▶ **Exercise requirements**: Below are records to repeat exactly. Omit the pictures from the copy.
+++
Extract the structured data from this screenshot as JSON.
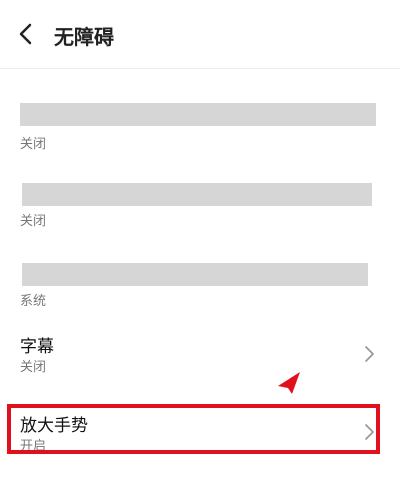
{
  "header": {
    "title": "无障碍",
    "back_icon": "chevron-left-icon"
  },
  "items": [
    {
      "status": "关闭",
      "title_redacted": true
    },
    {
      "status": "关闭",
      "title_redacted": true
    },
    {
      "status": "系统",
      "title_redacted": true
    },
    {
      "title": "字幕",
      "status": "关闭",
      "chevron": "chevron-right-icon"
    },
    {
      "title": "放大手势",
      "status": "开启",
      "chevron": "chevron-right-icon",
      "highlighted": true
    }
  ],
  "colors": {
    "highlight": "#e0101c",
    "redaction": "#d6d6d6"
  }
}
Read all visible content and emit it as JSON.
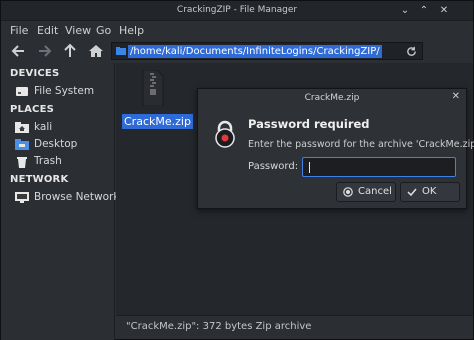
{
  "window": {
    "title": "CrackingZIP - File Manager",
    "minimize_glyph": "⌄",
    "maximize_glyph": "⌃",
    "close_glyph": "✕"
  },
  "menu": [
    "File",
    "Edit",
    "View",
    "Go",
    "Help"
  ],
  "toolbar": {
    "path": "/home/kali/Documents/InfiniteLogins/CrackingZIP/",
    "icons": [
      "back-arrow-icon",
      "forward-arrow-icon",
      "up-arrow-icon",
      "home-icon",
      "folder-icon",
      "reload-icon"
    ]
  },
  "sidebar": {
    "devices_heading": "DEVICES",
    "devices": [
      {
        "label": "File System",
        "icon": "drive-icon"
      }
    ],
    "places_heading": "PLACES",
    "places": [
      {
        "label": "kali",
        "icon": "home-folder-icon"
      },
      {
        "label": "Desktop",
        "icon": "desktop-folder-icon"
      },
      {
        "label": "Trash",
        "icon": "trash-icon"
      }
    ],
    "network_heading": "NETWORK",
    "network": [
      {
        "label": "Browse Network",
        "icon": "network-icon"
      }
    ]
  },
  "files": [
    {
      "name": "CrackMe.zip",
      "icon": "zip-archive-icon",
      "selected": true
    }
  ],
  "status": "\"CrackMe.zip\": 372 bytes Zip archive",
  "dialog": {
    "title": "CrackMe.zip",
    "close_glyph": "✕",
    "heading": "Password required",
    "message": "Enter the password for the archive 'CrackMe.zip'.",
    "password_label": "Password:",
    "password_value": "",
    "cancel_label": "Cancel",
    "ok_label": "OK"
  },
  "colors": {
    "selection": "#2f6bd6",
    "focus_border": "#3f82e6",
    "lock_accent": "#e03a3a"
  }
}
+++
▶ **Task result**:
Extract the structured data from this screenshot as JSON.
{
  "header": {
    "title": "无障碍",
    "back_icon": "chevron-left-icon"
  },
  "items": [
    {
      "status": "关闭",
      "title_redacted": true
    },
    {
      "status": "关闭",
      "title_redacted": true
    },
    {
      "status": "系统",
      "title_redacted": true
    },
    {
      "title": "字幕",
      "status": "关闭",
      "chevron": "chevron-right-icon"
    },
    {
      "title": "放大手势",
      "status": "开启",
      "chevron": "chevron-right-icon",
      "highlighted": true
    }
  ],
  "colors": {
    "highlight": "#e0101c",
    "redaction": "#d6d6d6"
  }
}
Read all visible content and emit it as JSON.
{
  "window": {
    "title": "CrackingZIP - File Manager",
    "minimize_glyph": "⌄",
    "maximize_glyph": "⌃",
    "close_glyph": "✕"
  },
  "menu": [
    "File",
    "Edit",
    "View",
    "Go",
    "Help"
  ],
  "toolbar": {
    "path": "/home/kali/Documents/InfiniteLogins/CrackingZIP/",
    "icons": [
      "back-arrow-icon",
      "forward-arrow-icon",
      "up-arrow-icon",
      "home-icon",
      "folder-icon",
      "reload-icon"
    ]
  },
  "sidebar": {
    "devices_heading": "DEVICES",
    "devices": [
      {
        "label": "File System",
        "icon": "drive-icon"
      }
    ],
    "places_heading": "PLACES",
    "places": [
      {
        "label": "kali",
        "icon": "home-folder-icon"
      },
      {
        "label": "Desktop",
        "icon": "desktop-folder-icon"
      },
      {
        "label": "Trash",
        "icon": "trash-icon"
      }
    ],
    "network_heading": "NETWORK",
    "network": [
      {
        "label": "Browse Network",
        "icon": "network-icon"
      }
    ]
  },
  "files": [
    {
      "name": "CrackMe.zip",
      "icon": "zip-archive-icon",
      "selected": true
    }
  ],
  "status": "\"CrackMe.zip\": 372 bytes Zip archive",
  "dialog": {
    "title": "CrackMe.zip",
    "close_glyph": "✕",
    "heading": "Password required",
    "message": "Enter the password for the archive 'CrackMe.zip'.",
    "password_label": "Password:",
    "password_value": "",
    "cancel_label": "Cancel",
    "ok_label": "OK"
  },
  "colors": {
    "selection": "#2f6bd6",
    "focus_border": "#3f82e6",
    "lock_accent": "#e03a3a"
  }
}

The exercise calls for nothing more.